** START **
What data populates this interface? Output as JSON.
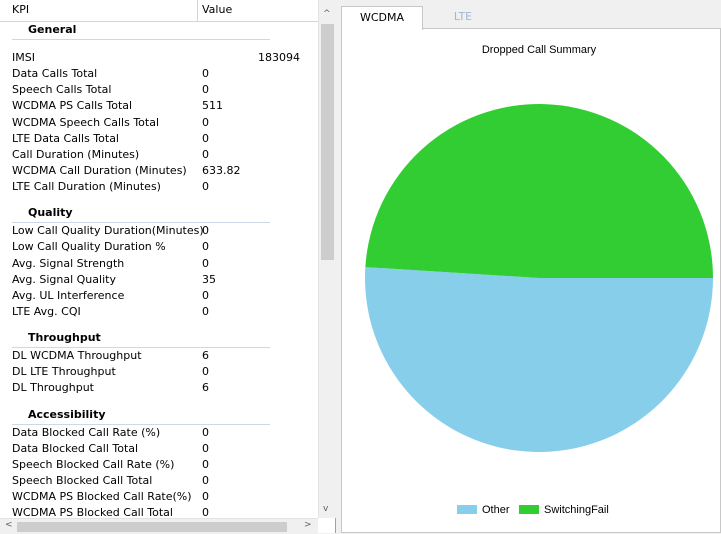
{
  "table": {
    "headers": {
      "kpi": "KPI",
      "value": "Value"
    },
    "groups": [
      {
        "title": "General",
        "rows": [
          {
            "name": "IMSI",
            "value": "183094"
          },
          {
            "name": "Data Calls Total",
            "value": "0"
          },
          {
            "name": "Speech Calls Total",
            "value": "0"
          },
          {
            "name": "WCDMA PS Calls Total",
            "value": "511"
          },
          {
            "name": "WCDMA Speech Calls Total",
            "value": "0"
          },
          {
            "name": "LTE Data Calls Total",
            "value": "0"
          },
          {
            "name": "Call Duration (Minutes)",
            "value": "0"
          },
          {
            "name": "WCDMA Call Duration (Minutes)",
            "value": "633.82"
          },
          {
            "name": "LTE Call Duration (Minutes)",
            "value": "0"
          }
        ]
      },
      {
        "title": "Quality",
        "rows": [
          {
            "name": "Low Call Quality Duration(Minutes)",
            "value": "0"
          },
          {
            "name": "Low Call Quality Duration %",
            "value": "0"
          },
          {
            "name": "Avg. Signal Strength",
            "value": "0"
          },
          {
            "name": "Avg. Signal Quality",
            "value": "35"
          },
          {
            "name": "Avg. UL Interference",
            "value": "0"
          },
          {
            "name": "LTE Avg. CQI",
            "value": "0"
          }
        ]
      },
      {
        "title": "Throughput",
        "rows": [
          {
            "name": "DL WCDMA Throughput",
            "value": "6"
          },
          {
            "name": "DL LTE Throughput",
            "value": "0"
          },
          {
            "name": "DL Throughput",
            "value": "6"
          }
        ]
      },
      {
        "title": "Accessibility",
        "rows": [
          {
            "name": "Data Blocked Call Rate (%)",
            "value": "0"
          },
          {
            "name": "Data Blocked Call Total",
            "value": "0"
          },
          {
            "name": "Speech Blocked Call Rate (%)",
            "value": "0"
          },
          {
            "name": "Speech Blocked Call Total",
            "value": "0"
          },
          {
            "name": "WCDMA PS Blocked Call Rate(%)",
            "value": "0"
          },
          {
            "name": "WCDMA PS Blocked Call Total",
            "value": "0"
          }
        ]
      }
    ]
  },
  "scroll_arrows": {
    "up": "^",
    "down": "v",
    "left": "<",
    "right": ">"
  },
  "tabs": [
    "WCDMA",
    "LTE"
  ],
  "chart_data": {
    "type": "pie",
    "title": "Dropped Call Summary",
    "slices": [
      {
        "label": "Other",
        "value": 51,
        "color": "#87ceeb"
      },
      {
        "label": "SwitchingFail",
        "value": 49,
        "color": "#32cd32"
      }
    ],
    "legend": "bottom"
  }
}
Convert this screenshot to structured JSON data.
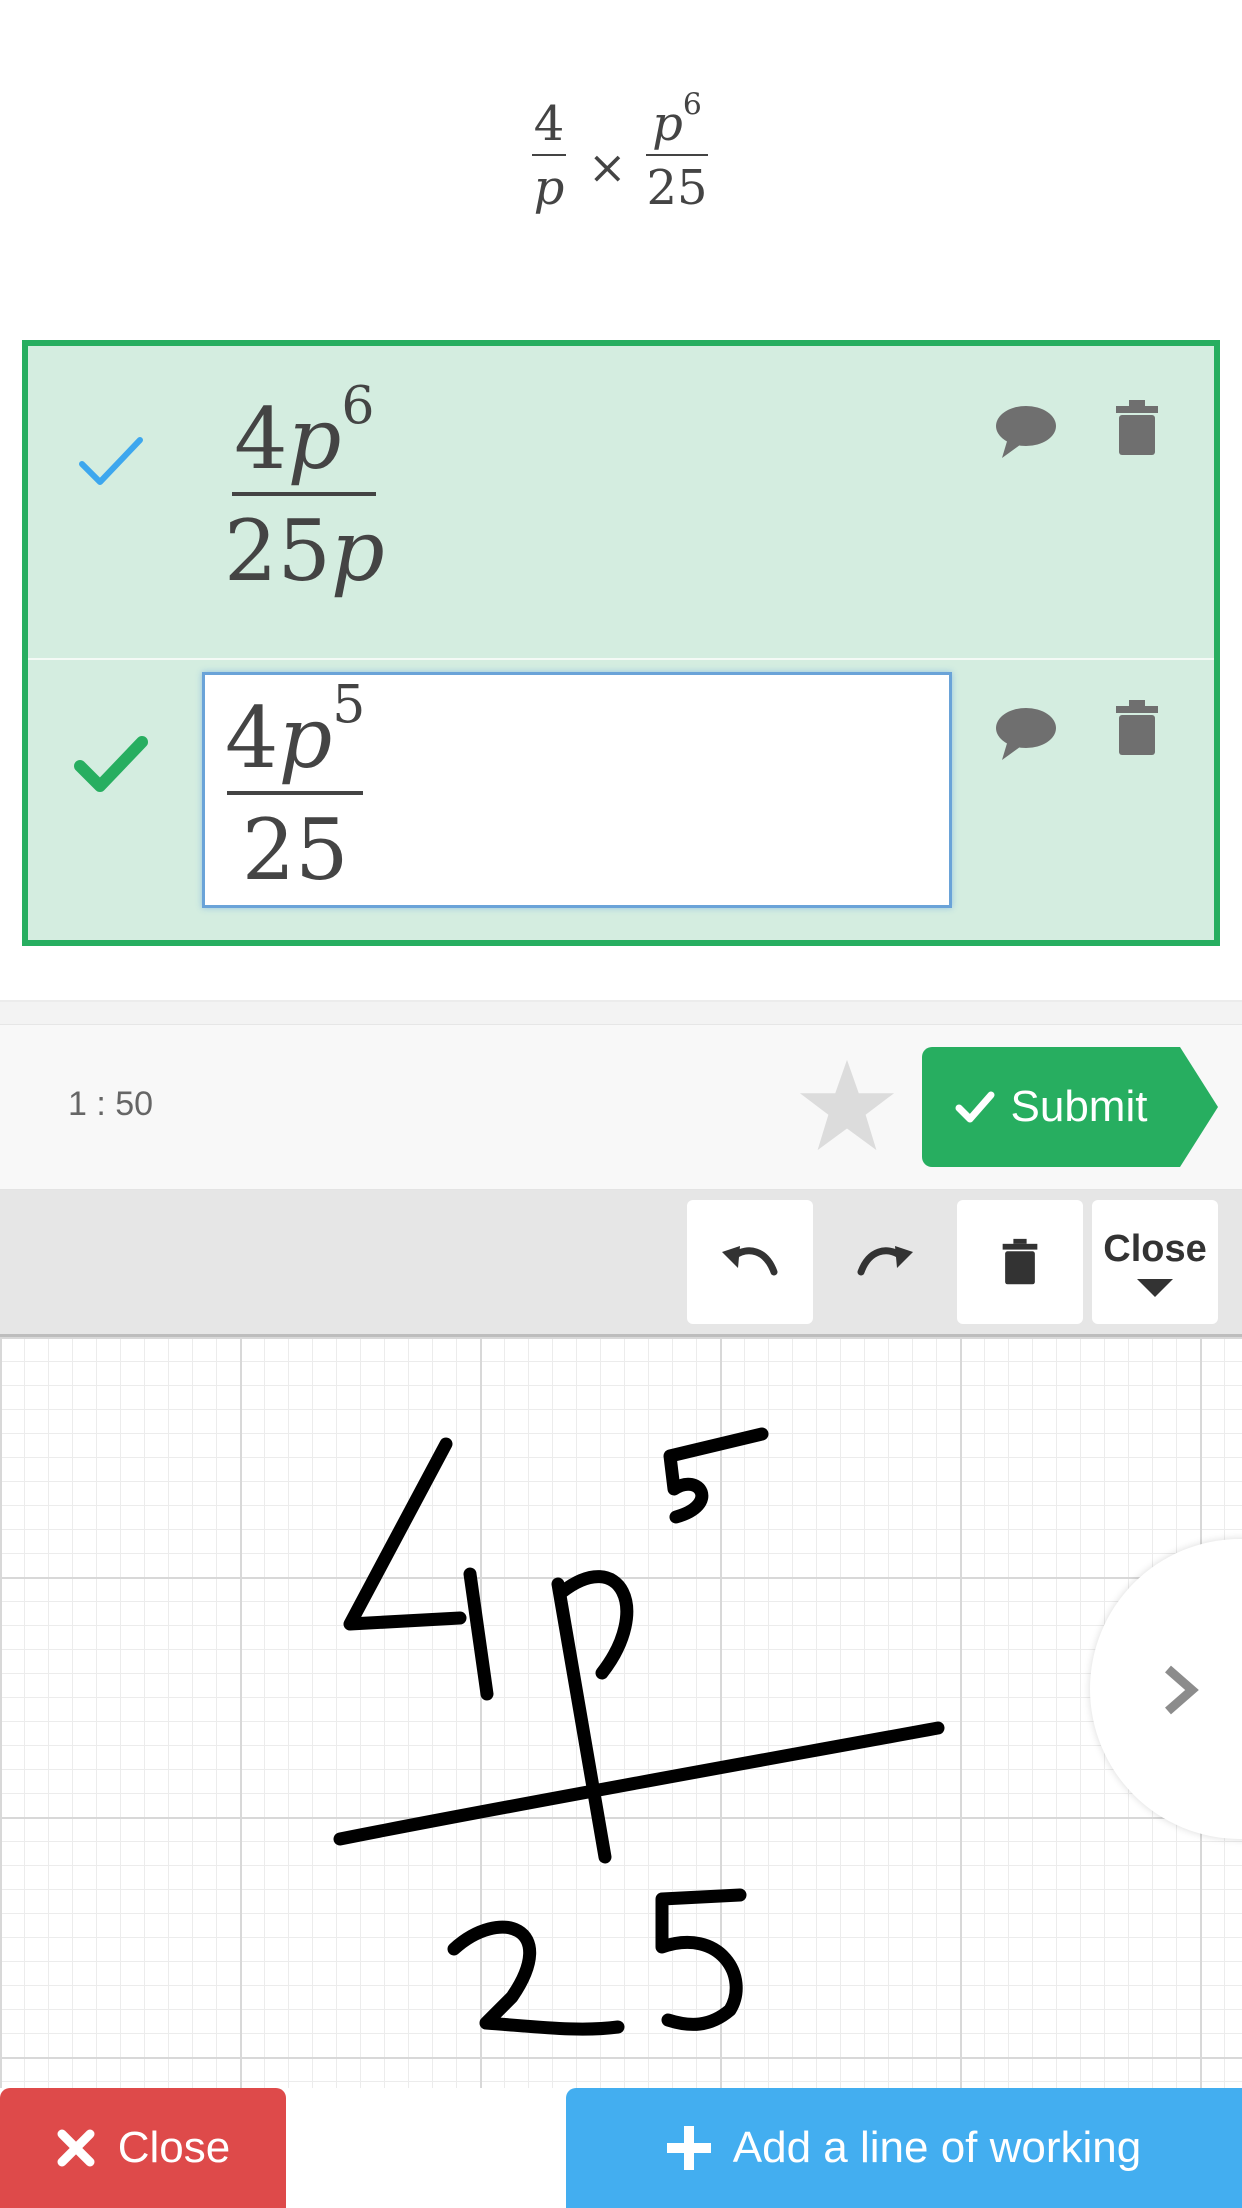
** END **
### PROBLEM REQUIREMENTS
All the records need to be repeated exactly, with the images dropped.

### SOLUTION FOR THIS EXERCISE
What data populates this interface? Output as JSON.
{
  "table": {
    "headers": {
      "kpi": "KPI",
      "value": "Value"
    },
    "groups": [
      {
        "title": "General",
        "rows": [
          {
            "name": "IMSI",
            "value": "183094"
          },
          {
            "name": "Data Calls Total",
            "value": "0"
          },
          {
            "name": "Speech Calls Total",
            "value": "0"
          },
          {
            "name": "WCDMA PS Calls Total",
            "value": "511"
          },
          {
            "name": "WCDMA Speech Calls Total",
            "value": "0"
          },
          {
            "name": "LTE Data Calls Total",
            "value": "0"
          },
          {
            "name": "Call Duration (Minutes)",
            "value": "0"
          },
          {
            "name": "WCDMA Call Duration (Minutes)",
            "value": "633.82"
          },
          {
            "name": "LTE Call Duration (Minutes)",
            "value": "0"
          }
        ]
      },
      {
        "title": "Quality",
        "rows": [
          {
            "name": "Low Call Quality Duration(Minutes)",
            "value": "0"
          },
          {
            "name": "Low Call Quality Duration %",
            "value": "0"
          },
          {
            "name": "Avg. Signal Strength",
            "value": "0"
          },
          {
            "name": "Avg. Signal Quality",
            "value": "35"
          },
          {
            "name": "Avg. UL Interference",
            "value": "0"
          },
          {
            "name": "LTE Avg. CQI",
            "value": "0"
          }
        ]
      },
      {
        "title": "Throughput",
        "rows": [
          {
            "name": "DL WCDMA Throughput",
            "value": "6"
          },
          {
            "name": "DL LTE Throughput",
            "value": "0"
          },
          {
            "name": "DL Throughput",
            "value": "6"
          }
        ]
      },
      {
        "title": "Accessibility",
        "rows": [
          {
            "name": "Data Blocked Call Rate (%)",
            "value": "0"
          },
          {
            "name": "Data Blocked Call Total",
            "value": "0"
          },
          {
            "name": "Speech Blocked Call Rate (%)",
            "value": "0"
          },
          {
            "name": "Speech Blocked Call Total",
            "value": "0"
          },
          {
            "name": "WCDMA PS Blocked Call Rate(%)",
            "value": "0"
          },
          {
            "name": "WCDMA PS Blocked Call Total",
            "value": "0"
          }
        ]
      }
    ]
  },
  "scroll_arrows": {
    "up": "^",
    "down": "v",
    "left": "<",
    "right": ">"
  },
  "tabs": [
    "WCDMA",
    "LTE"
  ],
  "chart_data": {
    "type": "pie",
    "title": "Dropped Call Summary",
    "slices": [
      {
        "label": "Other",
        "value": 51,
        "color": "#87ceeb"
      },
      {
        "label": "SwitchingFail",
        "value": 49,
        "color": "#32cd32"
      }
    ],
    "legend": "bottom"
  }
}
Convert this screenshot to structured JSON data.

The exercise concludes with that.